* **What to work on**
Find and copy every line in the records that includes the string "смена".

(Saved entries)
+===+

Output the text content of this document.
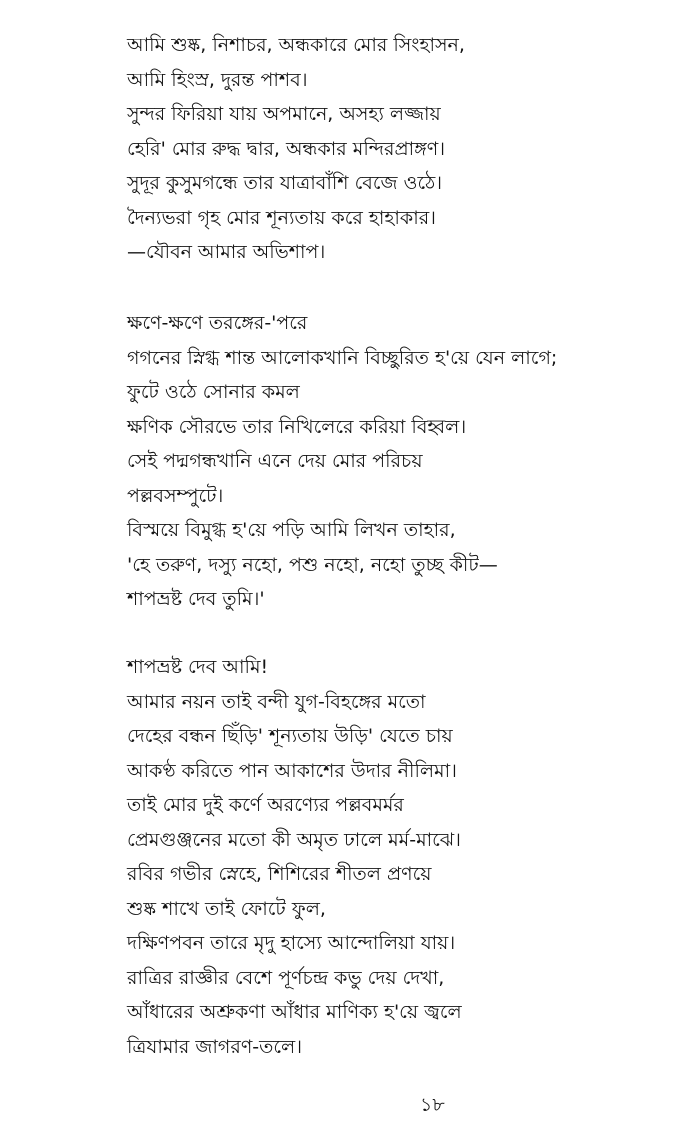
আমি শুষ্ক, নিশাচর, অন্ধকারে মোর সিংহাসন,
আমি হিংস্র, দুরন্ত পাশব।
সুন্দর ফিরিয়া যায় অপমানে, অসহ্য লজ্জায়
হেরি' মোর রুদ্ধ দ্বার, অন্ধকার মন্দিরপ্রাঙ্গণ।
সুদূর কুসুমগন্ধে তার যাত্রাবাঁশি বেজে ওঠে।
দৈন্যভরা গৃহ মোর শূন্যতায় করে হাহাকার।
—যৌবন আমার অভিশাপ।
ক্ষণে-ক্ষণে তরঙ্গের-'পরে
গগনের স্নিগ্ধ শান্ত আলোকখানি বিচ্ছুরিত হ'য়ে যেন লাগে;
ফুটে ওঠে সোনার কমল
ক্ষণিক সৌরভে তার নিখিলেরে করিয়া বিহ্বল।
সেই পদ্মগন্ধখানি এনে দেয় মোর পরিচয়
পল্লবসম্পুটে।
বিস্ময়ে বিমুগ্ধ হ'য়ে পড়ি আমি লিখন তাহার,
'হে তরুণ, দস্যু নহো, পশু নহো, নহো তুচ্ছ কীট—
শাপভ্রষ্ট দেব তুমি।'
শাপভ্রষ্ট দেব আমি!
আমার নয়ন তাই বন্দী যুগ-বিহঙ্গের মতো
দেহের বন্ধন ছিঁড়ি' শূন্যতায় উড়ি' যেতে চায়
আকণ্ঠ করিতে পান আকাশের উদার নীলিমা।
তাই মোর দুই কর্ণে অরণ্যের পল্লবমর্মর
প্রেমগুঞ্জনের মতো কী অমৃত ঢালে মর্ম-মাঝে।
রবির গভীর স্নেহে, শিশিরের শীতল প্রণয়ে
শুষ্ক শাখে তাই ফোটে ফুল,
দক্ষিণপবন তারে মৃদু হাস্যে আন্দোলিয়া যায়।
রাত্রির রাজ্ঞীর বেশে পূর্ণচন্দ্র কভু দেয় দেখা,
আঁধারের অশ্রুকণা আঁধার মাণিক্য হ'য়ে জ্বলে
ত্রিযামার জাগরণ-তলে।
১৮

+===+

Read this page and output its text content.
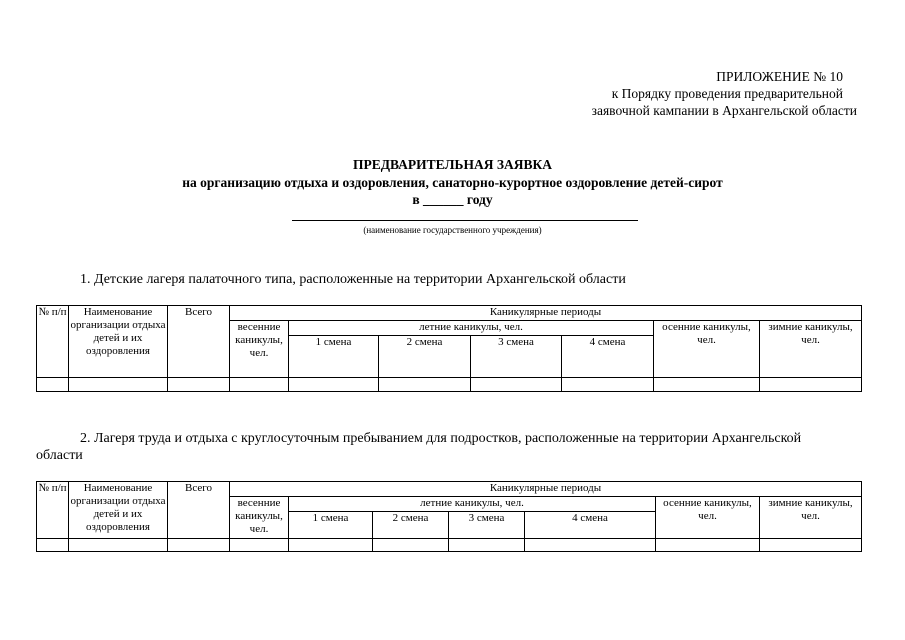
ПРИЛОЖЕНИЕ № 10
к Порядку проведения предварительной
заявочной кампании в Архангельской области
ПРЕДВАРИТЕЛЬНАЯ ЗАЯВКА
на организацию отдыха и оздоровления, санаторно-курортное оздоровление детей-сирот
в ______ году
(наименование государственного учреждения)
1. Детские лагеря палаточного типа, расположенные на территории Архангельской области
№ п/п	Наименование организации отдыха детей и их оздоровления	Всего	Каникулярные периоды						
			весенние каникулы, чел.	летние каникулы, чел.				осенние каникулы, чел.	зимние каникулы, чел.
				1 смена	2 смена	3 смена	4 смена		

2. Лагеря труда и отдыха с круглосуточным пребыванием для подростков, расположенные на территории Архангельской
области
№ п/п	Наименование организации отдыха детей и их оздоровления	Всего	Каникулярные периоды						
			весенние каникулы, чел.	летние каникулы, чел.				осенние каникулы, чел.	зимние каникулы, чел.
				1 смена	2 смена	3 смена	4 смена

+===+

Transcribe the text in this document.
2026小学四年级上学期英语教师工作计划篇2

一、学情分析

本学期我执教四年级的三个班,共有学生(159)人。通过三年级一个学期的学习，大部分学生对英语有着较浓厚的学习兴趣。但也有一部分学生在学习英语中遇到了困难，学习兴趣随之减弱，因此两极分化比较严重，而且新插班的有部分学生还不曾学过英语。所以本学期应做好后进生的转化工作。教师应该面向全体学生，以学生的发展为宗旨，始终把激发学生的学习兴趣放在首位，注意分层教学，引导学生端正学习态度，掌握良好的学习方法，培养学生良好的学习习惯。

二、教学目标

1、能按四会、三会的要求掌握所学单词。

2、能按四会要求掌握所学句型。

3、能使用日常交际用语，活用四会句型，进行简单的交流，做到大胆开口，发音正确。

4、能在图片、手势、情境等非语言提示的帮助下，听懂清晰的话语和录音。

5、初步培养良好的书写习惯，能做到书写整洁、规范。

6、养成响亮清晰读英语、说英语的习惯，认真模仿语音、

+===+

* **The completed task**
				1 смена	2 смена	3 смена	4 смена		
				1 смена	2 смена	3 смена	4 смена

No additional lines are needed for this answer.